WORK INSTRUCTIONS: Check every line of the material below for the string "remedies", and return the ones that have it.

INFORMATION SHOWN:
────────────────
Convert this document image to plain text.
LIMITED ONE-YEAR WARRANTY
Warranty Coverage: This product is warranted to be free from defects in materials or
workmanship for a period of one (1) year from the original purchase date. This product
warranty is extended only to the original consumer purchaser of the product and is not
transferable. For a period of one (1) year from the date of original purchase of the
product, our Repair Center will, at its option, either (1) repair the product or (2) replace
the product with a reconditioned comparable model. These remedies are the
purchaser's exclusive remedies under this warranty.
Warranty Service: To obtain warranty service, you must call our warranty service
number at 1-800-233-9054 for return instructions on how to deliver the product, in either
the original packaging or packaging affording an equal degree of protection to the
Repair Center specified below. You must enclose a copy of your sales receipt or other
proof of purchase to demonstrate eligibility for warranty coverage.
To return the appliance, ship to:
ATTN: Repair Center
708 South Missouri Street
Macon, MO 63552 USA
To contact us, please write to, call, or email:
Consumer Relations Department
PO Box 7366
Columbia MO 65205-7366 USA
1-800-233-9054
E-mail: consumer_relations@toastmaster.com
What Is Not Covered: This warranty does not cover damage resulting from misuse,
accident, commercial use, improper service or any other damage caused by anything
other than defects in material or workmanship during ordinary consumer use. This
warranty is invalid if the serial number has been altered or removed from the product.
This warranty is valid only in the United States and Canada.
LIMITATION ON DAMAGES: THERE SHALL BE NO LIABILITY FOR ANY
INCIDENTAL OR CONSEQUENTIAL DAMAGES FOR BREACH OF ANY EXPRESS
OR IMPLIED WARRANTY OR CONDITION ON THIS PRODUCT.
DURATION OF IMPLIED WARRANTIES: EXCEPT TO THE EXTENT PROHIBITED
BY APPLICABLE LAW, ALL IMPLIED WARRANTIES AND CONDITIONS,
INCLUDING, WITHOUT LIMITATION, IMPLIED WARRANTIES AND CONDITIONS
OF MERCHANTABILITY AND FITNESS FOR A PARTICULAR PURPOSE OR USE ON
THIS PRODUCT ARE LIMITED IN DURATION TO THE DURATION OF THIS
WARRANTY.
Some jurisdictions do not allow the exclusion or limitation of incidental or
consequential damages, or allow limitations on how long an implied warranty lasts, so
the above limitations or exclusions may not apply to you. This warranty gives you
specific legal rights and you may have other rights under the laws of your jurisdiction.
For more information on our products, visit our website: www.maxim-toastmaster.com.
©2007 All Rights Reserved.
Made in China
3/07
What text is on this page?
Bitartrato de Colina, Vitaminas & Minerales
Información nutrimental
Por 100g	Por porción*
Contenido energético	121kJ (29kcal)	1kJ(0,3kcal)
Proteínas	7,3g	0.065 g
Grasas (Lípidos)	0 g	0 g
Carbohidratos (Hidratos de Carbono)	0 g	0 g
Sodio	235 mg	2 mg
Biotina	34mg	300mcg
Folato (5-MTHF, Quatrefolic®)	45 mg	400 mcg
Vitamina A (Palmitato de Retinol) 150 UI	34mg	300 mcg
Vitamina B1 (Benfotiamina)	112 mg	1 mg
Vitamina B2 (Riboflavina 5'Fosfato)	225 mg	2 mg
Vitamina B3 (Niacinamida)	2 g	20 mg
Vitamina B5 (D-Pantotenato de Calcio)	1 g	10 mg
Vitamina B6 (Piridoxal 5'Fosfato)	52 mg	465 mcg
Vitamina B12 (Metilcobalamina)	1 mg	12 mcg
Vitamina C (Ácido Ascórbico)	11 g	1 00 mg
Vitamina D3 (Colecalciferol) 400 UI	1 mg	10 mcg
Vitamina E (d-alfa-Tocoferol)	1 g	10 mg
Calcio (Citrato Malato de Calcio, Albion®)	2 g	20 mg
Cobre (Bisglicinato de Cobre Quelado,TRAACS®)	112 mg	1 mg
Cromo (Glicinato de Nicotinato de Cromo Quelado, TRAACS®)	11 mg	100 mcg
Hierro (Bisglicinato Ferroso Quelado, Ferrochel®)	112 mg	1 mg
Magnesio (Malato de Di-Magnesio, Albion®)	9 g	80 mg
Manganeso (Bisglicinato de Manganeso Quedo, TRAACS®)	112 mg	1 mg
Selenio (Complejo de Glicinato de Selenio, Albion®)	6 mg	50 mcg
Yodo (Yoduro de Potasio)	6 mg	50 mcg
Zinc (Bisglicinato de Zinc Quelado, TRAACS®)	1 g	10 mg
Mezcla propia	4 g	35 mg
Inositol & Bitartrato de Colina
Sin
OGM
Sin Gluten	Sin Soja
────────────────
PROBLEM SOLUTION:
the product with a reconditioned comparable model. These remedies are the
purchaser's exclusive remedies under this warranty.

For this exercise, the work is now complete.